■ Work to complete
Repeat, line for line, the entries printed below.

■ Records supplied
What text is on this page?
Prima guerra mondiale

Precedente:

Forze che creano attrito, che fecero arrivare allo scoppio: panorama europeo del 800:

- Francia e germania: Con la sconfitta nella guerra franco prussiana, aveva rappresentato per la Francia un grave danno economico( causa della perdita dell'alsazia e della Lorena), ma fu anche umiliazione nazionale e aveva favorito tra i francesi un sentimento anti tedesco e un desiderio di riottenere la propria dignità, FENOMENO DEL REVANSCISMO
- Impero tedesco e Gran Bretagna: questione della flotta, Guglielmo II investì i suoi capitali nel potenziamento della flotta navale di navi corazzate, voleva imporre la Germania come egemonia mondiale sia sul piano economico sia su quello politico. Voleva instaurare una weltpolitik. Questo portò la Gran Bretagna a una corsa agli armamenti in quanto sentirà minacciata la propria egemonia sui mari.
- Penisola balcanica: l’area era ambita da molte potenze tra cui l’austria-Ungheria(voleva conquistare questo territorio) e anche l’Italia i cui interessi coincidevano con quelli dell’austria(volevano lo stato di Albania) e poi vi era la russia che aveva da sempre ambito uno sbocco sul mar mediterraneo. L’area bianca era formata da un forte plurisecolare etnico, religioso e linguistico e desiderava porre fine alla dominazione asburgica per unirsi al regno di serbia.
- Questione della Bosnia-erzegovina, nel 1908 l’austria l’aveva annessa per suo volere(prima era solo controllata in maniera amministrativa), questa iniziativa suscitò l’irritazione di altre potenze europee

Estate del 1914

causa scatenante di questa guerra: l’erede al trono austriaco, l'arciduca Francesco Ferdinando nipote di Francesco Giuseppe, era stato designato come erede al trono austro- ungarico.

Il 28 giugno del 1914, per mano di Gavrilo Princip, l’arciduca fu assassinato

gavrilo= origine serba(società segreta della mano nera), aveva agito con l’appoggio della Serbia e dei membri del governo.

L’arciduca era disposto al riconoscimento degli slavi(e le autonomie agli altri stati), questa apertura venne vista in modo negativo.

■ Exercise output
What text is on this page?
Prima guerra mondiale

Precedente:

Forze che creano attrito, che fecero arrivare allo scoppio: panorama europeo del 800:

- Francia e germania: Con la sconfitta nella guerra franco prussiana, aveva rappresentato per la Francia un grave danno economico( causa della perdita dell'alsazia e della Lorena), ma fu anche umiliazione nazionale e aveva favorito tra i francesi un sentimento anti tedesco e un desiderio di riottenere la propria dignità, FENOMENO DEL REVANSCISMO
- Impero tedesco e Gran Bretagna: questione della flotta, Guglielmo II investì i suoi capitali nel potenziamento della flotta navale di navi corazzate, voleva imporre la Germania come egemonia mondiale sia sul piano economico sia su quello politico. Voleva instaurare una weltpolitik. Questo portò la Gran Bretagna a una corsa agli armamenti in quanto sentirà minacciata la propria egemonia sui mari.
- Penisola balcanica: l’area era ambita da molte potenze tra cui l’austria-Ungheria(voleva conquistare questo territorio) e anche l’Italia i cui interessi coincidevano con quelli dell’austria(volevano lo stato di Albania) e poi vi era la russia che aveva da sempre ambito uno sbocco sul mar mediterraneo. L’area bianca era formata da un forte plurisecolare etnico, religioso e linguistico e desiderava porre fine alla dominazione asburgica per unirsi al regno di serbia.
- Questione della Bosnia-erzegovina, nel 1908 l’austria l’aveva annessa per suo volere(prima era solo controllata in maniera amministrativa), questa iniziativa suscitò l’irritazione di altre potenze europee

Estate del 1914

causa scatenante di questa guerra: l’erede al trono austriaco, l'arciduca Francesco Ferdinando nipote di Francesco Giuseppe, era stato designato come erede al trono austro- ungarico.

Il 28 giugno del 1914, per mano di Gavrilo Princip, l’arciduca fu assassinato

gavrilo= origine serba(società segreta della mano nera), aveva agito con l’appoggio della Serbia e dei membri del governo.

L’arciduca era disposto al riconoscimento degli slavi(e le autonomie agli altri stati), questa apertura venne vista in modo negativo.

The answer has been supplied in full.